PROBLEM DESCRIPTION.
Copy the records below exactly, omitting any pictures they contain.

BEGIN LISTED RECORDS

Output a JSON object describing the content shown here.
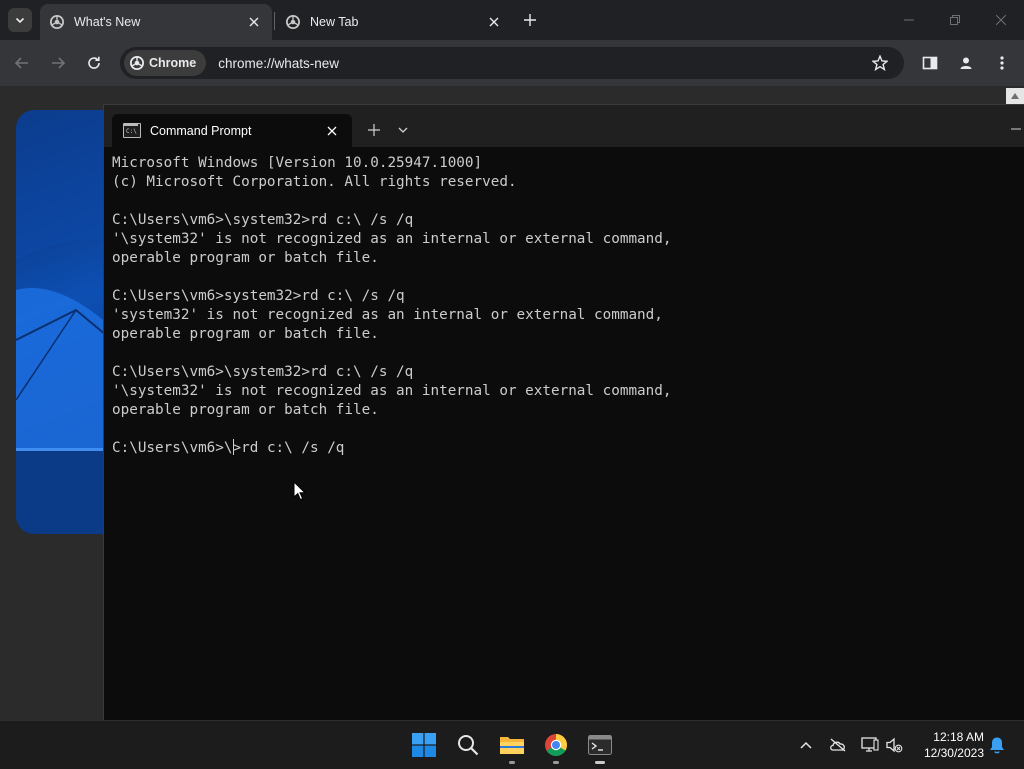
{
  "chrome": {
    "tabs": [
      {
        "label": "What's New",
        "active": true
      },
      {
        "label": "New Tab",
        "active": false
      }
    ],
    "chip_label": "Chrome",
    "url": "chrome://whats-new"
  },
  "terminal": {
    "tab_title": "Command Prompt",
    "lines": [
      "Microsoft Windows [Version 10.0.25947.1000]",
      "(c) Microsoft Corporation. All rights reserved.",
      "",
      "C:\\Users\\vm6>\\system32>rd c:\\ /s /q",
      "'\\system32' is not recognized as an internal or external command,",
      "operable program or batch file.",
      "",
      "C:\\Users\\vm6>system32>rd c:\\ /s /q",
      "'system32' is not recognized as an internal or external command,",
      "operable program or batch file.",
      "",
      "C:\\Users\\vm6>\\system32>rd c:\\ /s /q",
      "'\\system32' is not recognized as an internal or external command,",
      "operable program or batch file.",
      ""
    ],
    "current_prompt_before_caret": "C:\\Users\\vm6>\\",
    "current_prompt_after_caret": ">rd c:\\ /s /q"
  },
  "taskbar": {
    "apps": [
      "start-icon",
      "search-icon",
      "file-explorer-icon",
      "chrome-icon",
      "terminal-icon"
    ],
    "time": "12:18 AM",
    "date": "12/30/2023"
  },
  "colors": {
    "terminal_bg": "#0c0c0c",
    "terminal_fg": "#cccccc",
    "chrome_frame": "#202124",
    "chrome_toolbar": "#35363a",
    "taskbar_bg": "#1c1c1c"
  }
}
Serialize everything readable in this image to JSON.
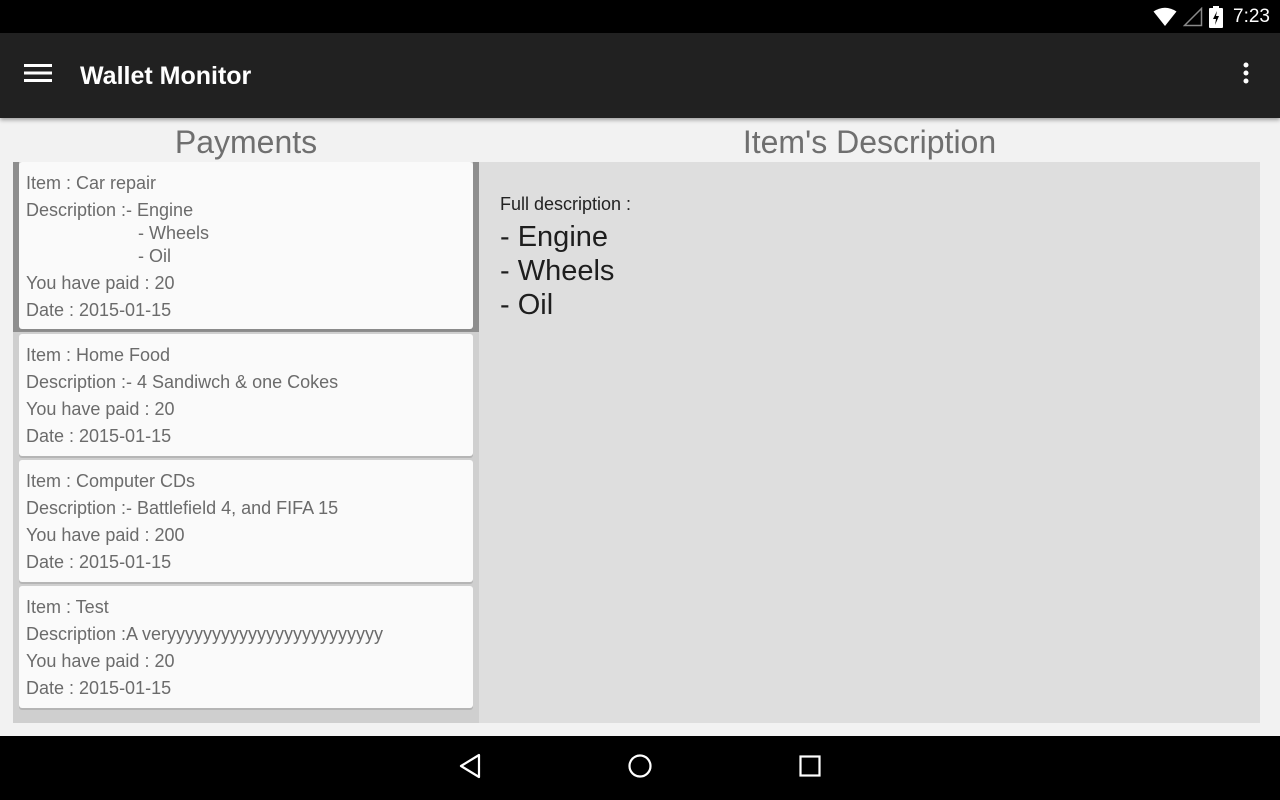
{
  "status_bar": {
    "time": "7:23",
    "icons": [
      "wifi-icon",
      "cell-signal-icon",
      "battery-charging-icon"
    ]
  },
  "app_bar": {
    "title": "Wallet Monitor",
    "menu_icon": "hamburger-menu-icon",
    "overflow_icon": "more-vertical-icon"
  },
  "headings": {
    "payments": "Payments",
    "description": "Item's Description"
  },
  "payments": [
    {
      "item": "Item : Car repair",
      "description_lines": [
        "Description :- Engine",
        "- Wheels",
        "- Oil"
      ],
      "paid": "You have paid : 20",
      "date": "Date : 2015-01-15",
      "selected": true
    },
    {
      "item": "Item : Home Food",
      "description_lines": [
        "Description :- 4 Sandiwch & one Cokes"
      ],
      "paid": "You have paid : 20",
      "date": "Date : 2015-01-15",
      "selected": false
    },
    {
      "item": "Item : Computer CDs",
      "description_lines": [
        "Description :- Battlefield 4, and FIFA 15"
      ],
      "paid": "You have paid : 200",
      "date": "Date : 2015-01-15",
      "selected": false
    },
    {
      "item": "Item : Test",
      "description_lines": [
        "Description :A veryyyyyyyyyyyyyyyyyyyyyyyy"
      ],
      "paid": "You have paid : 20",
      "date": "Date : 2015-01-15",
      "selected": false
    }
  ],
  "detail": {
    "label": "Full description :",
    "lines": [
      "- Engine",
      "- Wheels",
      "- Oil"
    ]
  },
  "nav_bar": {
    "icons": [
      "back-icon",
      "home-icon",
      "recents-icon"
    ]
  }
}
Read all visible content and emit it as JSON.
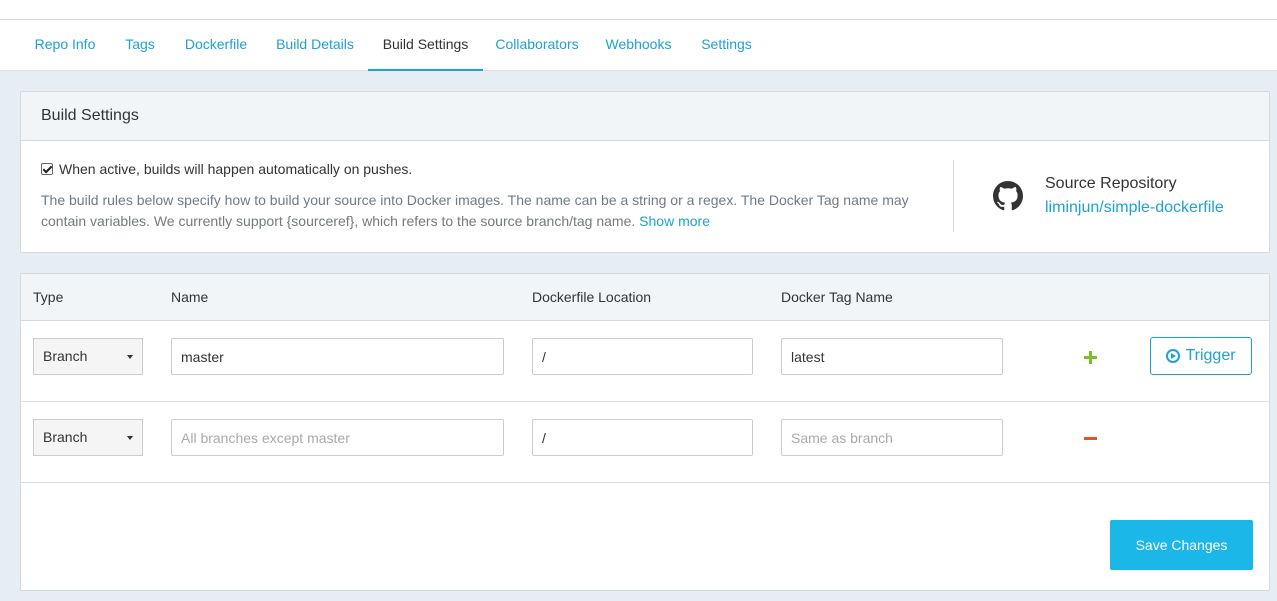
{
  "tabs": [
    {
      "label": "Repo Info"
    },
    {
      "label": "Tags"
    },
    {
      "label": "Dockerfile"
    },
    {
      "label": "Build Details"
    },
    {
      "label": "Build Settings",
      "active": true
    },
    {
      "label": "Collaborators"
    },
    {
      "label": "Webhooks"
    },
    {
      "label": "Settings"
    }
  ],
  "build_settings": {
    "title": "Build Settings",
    "autobuild_label": "When active, builds will happen automatically on pushes.",
    "autobuild_checked": true,
    "description": "The build rules below specify how to build your source into Docker images. The name can be a string or a regex. The Docker Tag name may contain variables. We currently support {sourceref}, which refers to the source branch/tag name.",
    "show_more": "Show more",
    "source_label": "Source Repository",
    "source_link": "liminjun/simple-dockerfile"
  },
  "rules": {
    "headers": {
      "type": "Type",
      "name": "Name",
      "location": "Dockerfile Location",
      "tag": "Docker Tag Name"
    },
    "rows": [
      {
        "type": "Branch",
        "name_value": "master",
        "name_placeholder": "",
        "location_value": "/",
        "tag_value": "latest",
        "tag_placeholder": "",
        "action": "add",
        "trigger_label": "Trigger"
      },
      {
        "type": "Branch",
        "name_value": "",
        "name_placeholder": "All branches except master",
        "location_value": "/",
        "tag_value": "",
        "tag_placeholder": "Same as branch",
        "action": "remove"
      }
    ],
    "save_label": "Save Changes"
  },
  "colors": {
    "accent": "#1ea1d4",
    "add": "#7dbf2a",
    "remove": "#e0581b",
    "save_bg": "#1bb7e8"
  }
}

END LISTED RECORDS

COMPLETE OUTPUT.
Output a JSON object describing the content shown here.
{
  "chrome": {
    "tabs": [
      {
        "label": "What's New",
        "active": true
      },
      {
        "label": "New Tab",
        "active": false
      }
    ],
    "chip_label": "Chrome",
    "url": "chrome://whats-new"
  },
  "terminal": {
    "tab_title": "Command Prompt",
    "lines": [
      "Microsoft Windows [Version 10.0.25947.1000]",
      "(c) Microsoft Corporation. All rights reserved.",
      "",
      "C:\\Users\\vm6>\\system32>rd c:\\ /s /q",
      "'\\system32' is not recognized as an internal or external command,",
      "operable program or batch file.",
      "",
      "C:\\Users\\vm6>system32>rd c:\\ /s /q",
      "'system32' is not recognized as an internal or external command,",
      "operable program or batch file.",
      "",
      "C:\\Users\\vm6>\\system32>rd c:\\ /s /q",
      "'\\system32' is not recognized as an internal or external command,",
      "operable program or batch file.",
      ""
    ],
    "current_prompt_before_caret": "C:\\Users\\vm6>\\",
    "current_prompt_after_caret": ">rd c:\\ /s /q"
  },
  "taskbar": {
    "apps": [
      "start-icon",
      "search-icon",
      "file-explorer-icon",
      "chrome-icon",
      "terminal-icon"
    ],
    "time": "12:18 AM",
    "date": "12/30/2023"
  },
  "colors": {
    "terminal_bg": "#0c0c0c",
    "terminal_fg": "#cccccc",
    "chrome_frame": "#202124",
    "chrome_toolbar": "#35363a",
    "taskbar_bg": "#1c1c1c"
  }
}
Serialize everything readable in this image to JSON.
{
  "status_bar": {
    "time": "7:23",
    "icons": [
      "wifi-icon",
      "cell-signal-icon",
      "battery-charging-icon"
    ]
  },
  "app_bar": {
    "title": "Wallet Monitor",
    "menu_icon": "hamburger-menu-icon",
    "overflow_icon": "more-vertical-icon"
  },
  "headings": {
    "payments": "Payments",
    "description": "Item's Description"
  },
  "payments": [
    {
      "item": "Item : Car repair",
      "description_lines": [
        "Description :- Engine",
        "- Wheels",
        "- Oil"
      ],
      "paid": "You have paid : 20",
      "date": "Date : 2015-01-15",
      "selected": true
    },
    {
      "item": "Item : Home Food",
      "description_lines": [
        "Description :- 4 Sandiwch & one Cokes"
      ],
      "paid": "You have paid : 20",
      "date": "Date : 2015-01-15",
      "selected": false
    },
    {
      "item": "Item : Computer CDs",
      "description_lines": [
        "Description :- Battlefield 4, and FIFA 15"
      ],
      "paid": "You have paid : 200",
      "date": "Date : 2015-01-15",
      "selected": false
    },
    {
      "item": "Item : Test",
      "description_lines": [
        "Description :A veryyyyyyyyyyyyyyyyyyyyyyyy"
      ],
      "paid": "You have paid : 20",
      "date": "Date : 2015-01-15",
      "selected": false
    }
  ],
  "detail": {
    "label": "Full description :",
    "lines": [
      "- Engine",
      "- Wheels",
      "- Oil"
    ]
  },
  "nav_bar": {
    "icons": [
      "back-icon",
      "home-icon",
      "recents-icon"
    ]
  }
}
Read all visible content and emit it as JSON.
{
  "tabs": [
    {
      "label": "Repo Info"
    },
    {
      "label": "Tags"
    },
    {
      "label": "Dockerfile"
    },
    {
      "label": "Build Details"
    },
    {
      "label": "Build Settings",
      "active": true
    },
    {
      "label": "Collaborators"
    },
    {
      "label": "Webhooks"
    },
    {
      "label": "Settings"
    }
  ],
  "build_settings": {
    "title": "Build Settings",
    "autobuild_label": "When active, builds will happen automatically on pushes.",
    "autobuild_checked": true,
    "description": "The build rules below specify how to build your source into Docker images. The name can be a string or a regex. The Docker Tag name may contain variables. We currently support {sourceref}, which refers to the source branch/tag name.",
    "show_more": "Show more",
    "source_label": "Source Repository",
    "source_link": "liminjun/simple-dockerfile"
  },
  "rules": {
    "headers": {
      "type": "Type",
      "name": "Name",
      "location": "Dockerfile Location",
      "tag": "Docker Tag Name"
    },
    "rows": [
      {
        "type": "Branch",
        "name_value": "master",
        "name_placeholder": "",
        "location_value": "/",
        "tag_value": "latest",
        "tag_placeholder": "",
        "action": "add",
        "trigger_label": "Trigger"
      },
      {
        "type": "Branch",
        "name_value": "",
        "name_placeholder": "All branches except master",
        "location_value": "/",
        "tag_value": "",
        "tag_placeholder": "Same as branch",
        "action": "remove"
      }
    ],
    "save_label": "Save Changes"
  },
  "colors": {
    "accent": "#1ea1d4",
    "add": "#7dbf2a",
    "remove": "#e0581b",
    "save_bg": "#1bb7e8"
  }
}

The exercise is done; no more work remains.